• [Task item] An exact copy of the data is required; the images should not appear in it.

(Dataset entries)
-- Opening Marker --
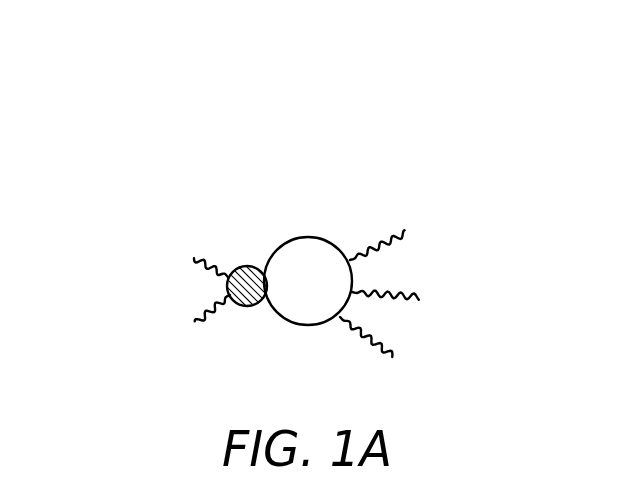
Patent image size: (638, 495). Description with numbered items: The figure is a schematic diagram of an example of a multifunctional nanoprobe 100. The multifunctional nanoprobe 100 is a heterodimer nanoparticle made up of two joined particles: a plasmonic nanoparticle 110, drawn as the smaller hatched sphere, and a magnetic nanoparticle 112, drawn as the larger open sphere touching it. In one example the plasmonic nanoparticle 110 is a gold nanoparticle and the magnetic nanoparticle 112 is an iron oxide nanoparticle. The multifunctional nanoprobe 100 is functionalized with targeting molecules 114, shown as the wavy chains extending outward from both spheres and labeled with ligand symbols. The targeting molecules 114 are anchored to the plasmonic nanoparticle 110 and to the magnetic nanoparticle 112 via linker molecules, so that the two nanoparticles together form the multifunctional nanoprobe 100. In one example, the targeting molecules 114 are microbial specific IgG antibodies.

The multifunctional nanoprobe 100 is at (106, 82).
The plasmonic nanoparticle 110 is at (250, 267).
The magnetic nanoparticle 112 is at (310, 237).
The targeting molecules 114 is at (142, 225).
-- Closing Marker --
• [Response]
Patent image size: (638, 495). Description with numbered items: The figure is a schematic diagram of an example of a multifunctional nanoprobe 100. The multifunctional nanoprobe 100 is a heterodimer nanoparticle made up of two joined particles: a plasmonic nanoparticle 110, drawn as the smaller hatched sphere, and a magnetic nanoparticle 112, drawn as the larger open sphere touching it. In one example the plasmonic nanoparticle 110 is a gold nanoparticle and the magnetic nanoparticle 112 is an iron oxide nanoparticle. The multifunctional nanoprobe 100 is functionalized with targeting molecules 114, shown as the wavy chains extending outward from both spheres and labeled with ligand symbols. The targeting molecules 114 are anchored to the plasmonic nanoparticle 110 and to the magnetic nanoparticle 112 via linker molecules, so that the two nanoparticles together form the multifunctional nanoprobe 100. In one example, the targeting molecules 114 are microbial specific IgG antibodies.

The multifunctional nanoprobe 100 is at (106, 82).
The plasmonic nanoparticle 110 is at (250, 267).
The magnetic nanoparticle 112 is at (310, 237).
The targeting molecules 114 is at (142, 225).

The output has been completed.